— start MATERIAL FOR THIS EXERCISE —
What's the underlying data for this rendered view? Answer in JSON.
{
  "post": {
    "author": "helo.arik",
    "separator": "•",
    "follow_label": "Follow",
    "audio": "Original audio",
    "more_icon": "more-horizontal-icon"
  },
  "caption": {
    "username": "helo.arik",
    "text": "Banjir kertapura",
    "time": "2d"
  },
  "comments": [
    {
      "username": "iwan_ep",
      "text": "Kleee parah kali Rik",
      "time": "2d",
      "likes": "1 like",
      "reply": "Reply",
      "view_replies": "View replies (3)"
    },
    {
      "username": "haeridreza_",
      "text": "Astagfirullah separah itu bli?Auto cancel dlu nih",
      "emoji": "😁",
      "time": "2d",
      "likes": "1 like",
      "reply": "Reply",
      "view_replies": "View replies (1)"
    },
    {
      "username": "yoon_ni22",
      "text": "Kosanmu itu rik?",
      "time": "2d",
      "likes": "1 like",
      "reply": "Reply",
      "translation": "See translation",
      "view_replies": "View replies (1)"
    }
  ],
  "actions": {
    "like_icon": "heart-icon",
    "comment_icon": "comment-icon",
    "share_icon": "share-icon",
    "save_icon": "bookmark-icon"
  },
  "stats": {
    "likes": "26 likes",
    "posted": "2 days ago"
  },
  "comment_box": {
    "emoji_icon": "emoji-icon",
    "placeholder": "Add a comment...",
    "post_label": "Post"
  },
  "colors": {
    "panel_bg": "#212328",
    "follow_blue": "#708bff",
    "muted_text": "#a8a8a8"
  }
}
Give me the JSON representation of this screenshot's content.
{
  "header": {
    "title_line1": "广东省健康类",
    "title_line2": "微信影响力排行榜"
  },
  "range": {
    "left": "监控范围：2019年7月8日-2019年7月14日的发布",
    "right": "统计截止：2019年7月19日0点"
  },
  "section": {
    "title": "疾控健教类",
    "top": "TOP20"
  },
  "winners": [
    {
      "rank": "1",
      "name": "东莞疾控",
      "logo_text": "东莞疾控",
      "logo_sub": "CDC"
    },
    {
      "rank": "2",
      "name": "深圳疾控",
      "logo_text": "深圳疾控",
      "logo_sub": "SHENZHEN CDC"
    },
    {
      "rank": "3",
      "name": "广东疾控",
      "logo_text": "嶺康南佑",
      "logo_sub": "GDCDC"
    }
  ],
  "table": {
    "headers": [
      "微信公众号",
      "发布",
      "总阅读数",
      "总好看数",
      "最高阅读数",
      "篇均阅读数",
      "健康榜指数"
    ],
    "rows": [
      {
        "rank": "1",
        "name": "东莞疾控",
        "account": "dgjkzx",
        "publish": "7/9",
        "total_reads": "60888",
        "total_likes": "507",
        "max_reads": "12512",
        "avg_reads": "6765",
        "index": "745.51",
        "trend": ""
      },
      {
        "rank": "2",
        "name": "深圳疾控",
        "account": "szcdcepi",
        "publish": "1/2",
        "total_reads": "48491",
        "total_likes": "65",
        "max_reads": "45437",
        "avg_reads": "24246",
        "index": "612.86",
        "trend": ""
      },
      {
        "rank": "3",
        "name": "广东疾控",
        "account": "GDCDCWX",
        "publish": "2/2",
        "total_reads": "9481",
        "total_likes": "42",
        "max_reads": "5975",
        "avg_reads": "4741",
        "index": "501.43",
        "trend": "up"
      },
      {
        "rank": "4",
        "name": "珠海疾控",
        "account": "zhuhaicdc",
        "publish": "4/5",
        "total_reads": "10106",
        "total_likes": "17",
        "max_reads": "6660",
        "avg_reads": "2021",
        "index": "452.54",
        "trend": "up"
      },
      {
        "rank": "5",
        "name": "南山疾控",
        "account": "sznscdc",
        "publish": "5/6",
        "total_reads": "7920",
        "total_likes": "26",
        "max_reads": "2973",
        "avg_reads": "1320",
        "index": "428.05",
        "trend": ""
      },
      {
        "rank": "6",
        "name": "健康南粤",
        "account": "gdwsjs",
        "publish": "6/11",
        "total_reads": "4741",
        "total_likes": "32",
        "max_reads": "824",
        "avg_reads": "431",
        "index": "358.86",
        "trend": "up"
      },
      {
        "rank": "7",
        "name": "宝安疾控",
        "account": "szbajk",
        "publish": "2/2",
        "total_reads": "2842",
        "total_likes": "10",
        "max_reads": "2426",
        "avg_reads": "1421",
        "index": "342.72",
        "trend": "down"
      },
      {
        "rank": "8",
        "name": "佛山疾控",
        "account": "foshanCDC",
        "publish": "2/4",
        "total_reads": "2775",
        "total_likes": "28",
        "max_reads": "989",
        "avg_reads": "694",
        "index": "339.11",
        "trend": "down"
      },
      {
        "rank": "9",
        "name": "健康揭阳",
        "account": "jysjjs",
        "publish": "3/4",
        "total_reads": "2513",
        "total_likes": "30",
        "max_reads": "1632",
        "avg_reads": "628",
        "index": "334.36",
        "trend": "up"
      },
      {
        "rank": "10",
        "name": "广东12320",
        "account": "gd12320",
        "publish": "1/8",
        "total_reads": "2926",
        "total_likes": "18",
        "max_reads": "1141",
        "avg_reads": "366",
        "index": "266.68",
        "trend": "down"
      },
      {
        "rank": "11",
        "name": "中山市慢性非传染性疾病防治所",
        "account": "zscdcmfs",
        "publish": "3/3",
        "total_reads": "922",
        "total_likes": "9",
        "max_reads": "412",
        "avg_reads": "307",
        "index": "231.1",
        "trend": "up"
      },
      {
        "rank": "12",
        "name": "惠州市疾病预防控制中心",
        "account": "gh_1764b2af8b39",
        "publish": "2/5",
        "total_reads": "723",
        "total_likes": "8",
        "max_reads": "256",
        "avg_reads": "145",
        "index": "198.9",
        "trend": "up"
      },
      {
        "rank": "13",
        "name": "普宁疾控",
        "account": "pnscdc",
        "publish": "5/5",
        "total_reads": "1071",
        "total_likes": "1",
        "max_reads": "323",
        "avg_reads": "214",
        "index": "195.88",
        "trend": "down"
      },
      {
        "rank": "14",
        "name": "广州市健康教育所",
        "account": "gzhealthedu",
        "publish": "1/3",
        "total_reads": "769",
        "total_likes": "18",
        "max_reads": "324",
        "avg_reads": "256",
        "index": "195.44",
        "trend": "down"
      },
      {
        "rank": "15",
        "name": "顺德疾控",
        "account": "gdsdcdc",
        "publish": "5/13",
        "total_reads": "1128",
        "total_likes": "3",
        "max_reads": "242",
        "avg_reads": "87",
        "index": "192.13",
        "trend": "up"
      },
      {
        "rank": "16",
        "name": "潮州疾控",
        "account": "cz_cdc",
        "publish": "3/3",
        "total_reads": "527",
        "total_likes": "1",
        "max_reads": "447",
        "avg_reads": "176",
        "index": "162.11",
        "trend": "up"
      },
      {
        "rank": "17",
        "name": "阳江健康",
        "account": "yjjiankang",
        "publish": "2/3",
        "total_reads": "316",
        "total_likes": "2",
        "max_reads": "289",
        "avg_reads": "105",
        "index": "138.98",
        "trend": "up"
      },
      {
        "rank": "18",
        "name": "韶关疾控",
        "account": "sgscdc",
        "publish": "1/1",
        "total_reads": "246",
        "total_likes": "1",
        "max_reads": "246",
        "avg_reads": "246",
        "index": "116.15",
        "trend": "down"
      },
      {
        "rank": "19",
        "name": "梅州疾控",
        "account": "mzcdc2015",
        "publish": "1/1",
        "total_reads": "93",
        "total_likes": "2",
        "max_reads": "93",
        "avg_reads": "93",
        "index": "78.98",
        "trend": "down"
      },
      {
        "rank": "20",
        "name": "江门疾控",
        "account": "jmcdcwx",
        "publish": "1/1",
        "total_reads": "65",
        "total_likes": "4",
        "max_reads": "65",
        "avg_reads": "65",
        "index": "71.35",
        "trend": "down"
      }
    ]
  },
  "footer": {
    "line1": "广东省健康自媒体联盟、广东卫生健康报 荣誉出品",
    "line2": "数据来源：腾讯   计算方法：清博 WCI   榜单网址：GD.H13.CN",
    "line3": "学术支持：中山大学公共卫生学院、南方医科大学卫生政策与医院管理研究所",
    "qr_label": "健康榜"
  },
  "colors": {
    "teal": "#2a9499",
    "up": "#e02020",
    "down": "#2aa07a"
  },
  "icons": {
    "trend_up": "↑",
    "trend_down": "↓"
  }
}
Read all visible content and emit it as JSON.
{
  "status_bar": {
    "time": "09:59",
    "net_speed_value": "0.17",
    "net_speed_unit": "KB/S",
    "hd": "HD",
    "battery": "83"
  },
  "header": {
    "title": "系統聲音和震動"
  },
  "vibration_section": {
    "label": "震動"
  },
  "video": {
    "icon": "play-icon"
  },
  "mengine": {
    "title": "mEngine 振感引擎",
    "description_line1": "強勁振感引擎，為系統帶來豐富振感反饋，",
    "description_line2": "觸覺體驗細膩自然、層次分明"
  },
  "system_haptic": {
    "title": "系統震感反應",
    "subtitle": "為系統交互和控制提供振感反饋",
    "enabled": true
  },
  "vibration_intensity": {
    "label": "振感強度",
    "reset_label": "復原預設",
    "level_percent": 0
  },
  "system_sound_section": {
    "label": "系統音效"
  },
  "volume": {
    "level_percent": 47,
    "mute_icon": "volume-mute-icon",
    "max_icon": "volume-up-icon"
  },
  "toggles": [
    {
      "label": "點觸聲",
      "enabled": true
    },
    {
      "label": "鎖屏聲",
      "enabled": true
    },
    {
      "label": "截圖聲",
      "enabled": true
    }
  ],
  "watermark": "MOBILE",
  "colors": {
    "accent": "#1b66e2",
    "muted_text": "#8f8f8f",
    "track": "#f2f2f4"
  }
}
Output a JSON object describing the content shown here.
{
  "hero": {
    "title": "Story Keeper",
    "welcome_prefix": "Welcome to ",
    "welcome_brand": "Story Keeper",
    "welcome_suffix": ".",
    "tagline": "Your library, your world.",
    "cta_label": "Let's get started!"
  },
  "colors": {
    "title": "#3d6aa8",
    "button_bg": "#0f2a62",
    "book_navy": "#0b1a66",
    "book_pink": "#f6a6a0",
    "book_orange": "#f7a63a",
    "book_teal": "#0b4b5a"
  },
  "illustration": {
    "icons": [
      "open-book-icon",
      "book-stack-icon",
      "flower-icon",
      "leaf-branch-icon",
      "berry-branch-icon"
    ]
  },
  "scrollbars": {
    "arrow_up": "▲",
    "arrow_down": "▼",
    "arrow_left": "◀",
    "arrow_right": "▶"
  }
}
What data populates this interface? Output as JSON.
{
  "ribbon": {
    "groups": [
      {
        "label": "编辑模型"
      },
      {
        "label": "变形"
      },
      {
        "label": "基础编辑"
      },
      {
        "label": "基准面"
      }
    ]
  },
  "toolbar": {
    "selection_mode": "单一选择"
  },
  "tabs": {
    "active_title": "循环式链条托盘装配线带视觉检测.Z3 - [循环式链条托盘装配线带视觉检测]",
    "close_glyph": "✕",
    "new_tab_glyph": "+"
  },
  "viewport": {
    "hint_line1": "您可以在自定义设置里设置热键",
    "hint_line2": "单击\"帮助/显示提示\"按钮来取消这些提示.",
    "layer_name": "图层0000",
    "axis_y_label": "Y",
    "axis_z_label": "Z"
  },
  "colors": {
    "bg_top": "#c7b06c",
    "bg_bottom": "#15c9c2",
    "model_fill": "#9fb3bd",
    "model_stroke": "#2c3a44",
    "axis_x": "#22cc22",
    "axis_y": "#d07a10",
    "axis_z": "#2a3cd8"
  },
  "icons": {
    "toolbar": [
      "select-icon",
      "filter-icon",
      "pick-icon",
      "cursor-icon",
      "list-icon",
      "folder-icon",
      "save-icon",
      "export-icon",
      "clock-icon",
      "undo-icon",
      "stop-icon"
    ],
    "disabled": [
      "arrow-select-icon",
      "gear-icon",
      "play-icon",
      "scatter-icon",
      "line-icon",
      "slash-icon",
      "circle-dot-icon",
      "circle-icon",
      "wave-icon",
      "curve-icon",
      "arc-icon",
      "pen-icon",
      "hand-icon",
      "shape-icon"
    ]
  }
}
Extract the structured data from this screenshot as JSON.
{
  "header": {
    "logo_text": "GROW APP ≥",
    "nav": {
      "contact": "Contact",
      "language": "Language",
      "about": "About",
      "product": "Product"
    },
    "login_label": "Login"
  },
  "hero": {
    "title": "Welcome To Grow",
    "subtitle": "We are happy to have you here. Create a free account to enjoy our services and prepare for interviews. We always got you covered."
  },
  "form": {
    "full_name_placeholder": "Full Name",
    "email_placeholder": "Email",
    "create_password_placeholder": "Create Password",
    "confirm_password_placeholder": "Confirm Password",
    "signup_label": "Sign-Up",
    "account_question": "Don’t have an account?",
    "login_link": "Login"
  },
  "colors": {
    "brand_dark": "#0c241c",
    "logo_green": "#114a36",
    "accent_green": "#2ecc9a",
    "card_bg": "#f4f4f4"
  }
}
— end MATERIAL FOR THIS EXERCISE —
> [INSTRUCTIONS FOR THE TASK]:
Count the lines of the material that include the word "here", then state only the total.

> [PROBLEM SOLUTION]:
2